Listed records
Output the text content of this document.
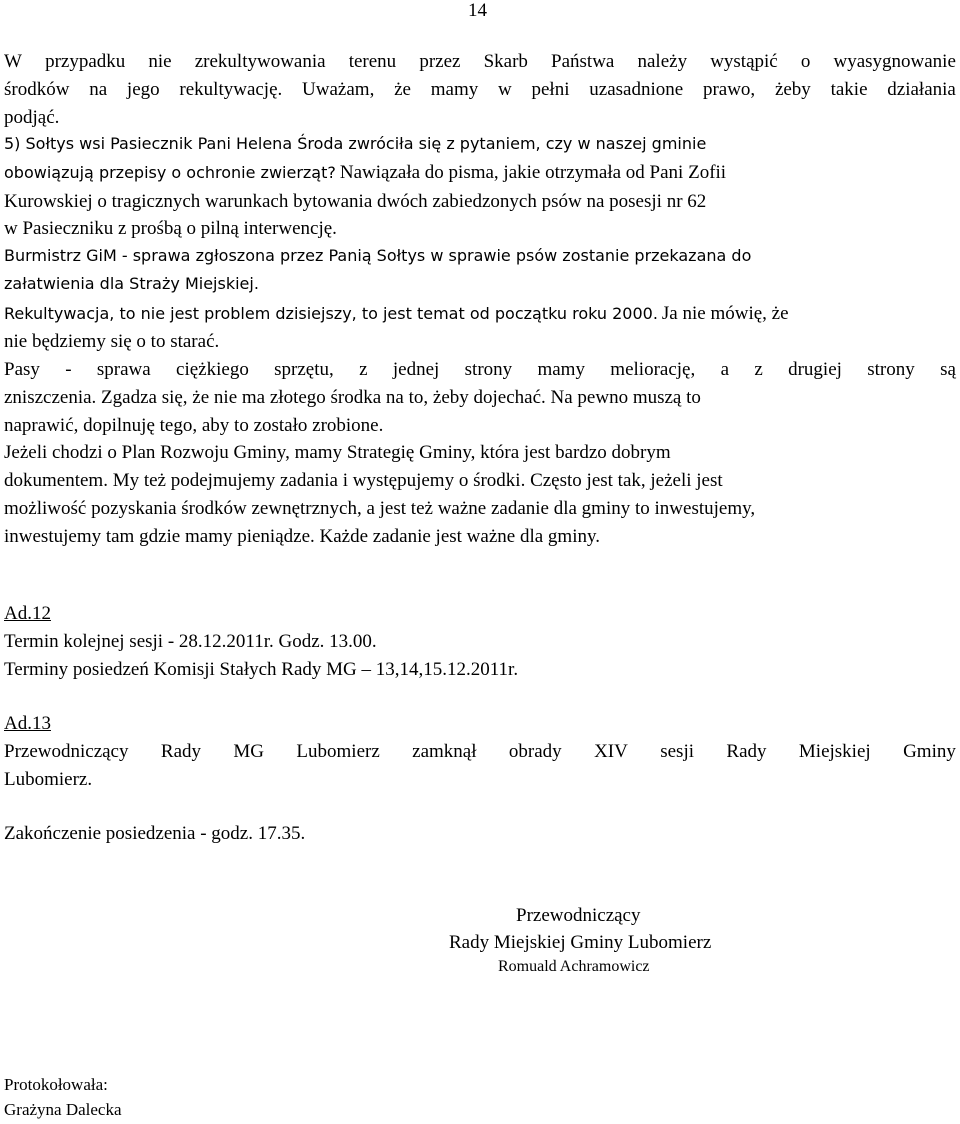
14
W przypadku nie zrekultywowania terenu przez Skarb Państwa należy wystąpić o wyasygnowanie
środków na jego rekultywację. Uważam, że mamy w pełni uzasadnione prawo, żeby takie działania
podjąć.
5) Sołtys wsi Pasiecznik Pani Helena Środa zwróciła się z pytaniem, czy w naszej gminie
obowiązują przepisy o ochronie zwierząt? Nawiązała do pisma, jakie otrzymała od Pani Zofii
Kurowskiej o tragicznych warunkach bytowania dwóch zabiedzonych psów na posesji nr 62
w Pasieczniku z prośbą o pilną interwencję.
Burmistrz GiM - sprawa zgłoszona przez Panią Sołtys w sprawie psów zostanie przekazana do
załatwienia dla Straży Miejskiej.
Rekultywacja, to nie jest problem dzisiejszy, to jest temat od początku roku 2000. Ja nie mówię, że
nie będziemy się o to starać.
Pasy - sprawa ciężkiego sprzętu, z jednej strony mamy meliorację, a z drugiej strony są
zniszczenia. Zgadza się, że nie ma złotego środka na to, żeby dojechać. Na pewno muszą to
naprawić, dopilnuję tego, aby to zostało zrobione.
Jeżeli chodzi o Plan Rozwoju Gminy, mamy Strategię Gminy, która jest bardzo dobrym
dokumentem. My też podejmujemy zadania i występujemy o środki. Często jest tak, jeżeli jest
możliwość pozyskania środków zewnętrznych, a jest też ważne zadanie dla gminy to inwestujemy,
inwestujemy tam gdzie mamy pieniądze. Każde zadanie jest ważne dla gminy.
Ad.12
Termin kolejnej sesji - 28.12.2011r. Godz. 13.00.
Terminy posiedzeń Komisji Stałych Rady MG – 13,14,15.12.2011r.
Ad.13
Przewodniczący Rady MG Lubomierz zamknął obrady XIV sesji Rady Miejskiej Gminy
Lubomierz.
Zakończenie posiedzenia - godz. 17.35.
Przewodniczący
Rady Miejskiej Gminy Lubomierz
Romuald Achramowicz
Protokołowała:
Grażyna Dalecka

...

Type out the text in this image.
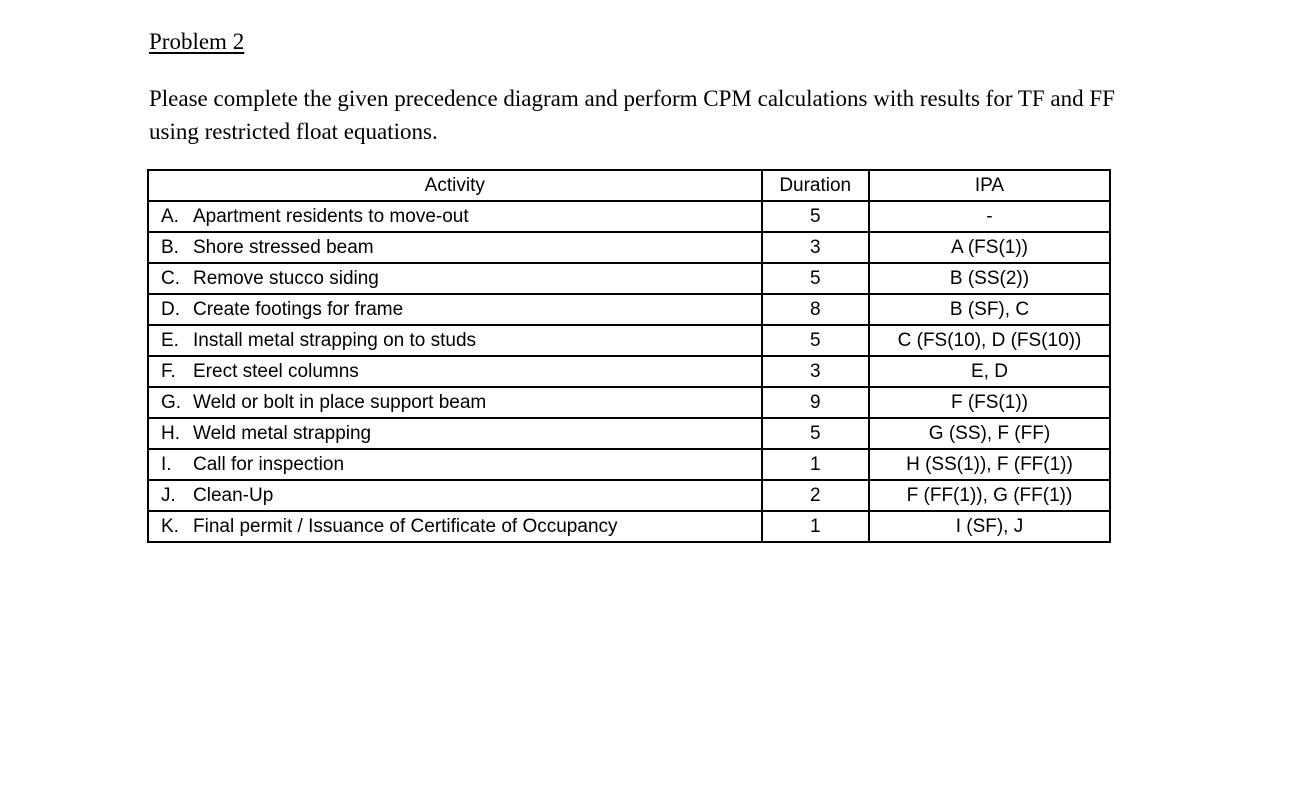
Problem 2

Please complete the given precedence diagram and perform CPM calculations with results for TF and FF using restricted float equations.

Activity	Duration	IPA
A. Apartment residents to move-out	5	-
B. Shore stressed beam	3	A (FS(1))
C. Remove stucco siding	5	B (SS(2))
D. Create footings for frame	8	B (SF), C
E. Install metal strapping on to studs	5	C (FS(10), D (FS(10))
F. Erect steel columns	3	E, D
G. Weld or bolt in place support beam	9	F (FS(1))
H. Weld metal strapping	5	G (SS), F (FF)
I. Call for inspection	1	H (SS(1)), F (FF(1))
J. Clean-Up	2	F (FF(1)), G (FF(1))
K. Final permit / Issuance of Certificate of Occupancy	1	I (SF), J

Directive
Of the lines in the data above, how many contain the word "zadanie"? Give only that figure.

Answer below
2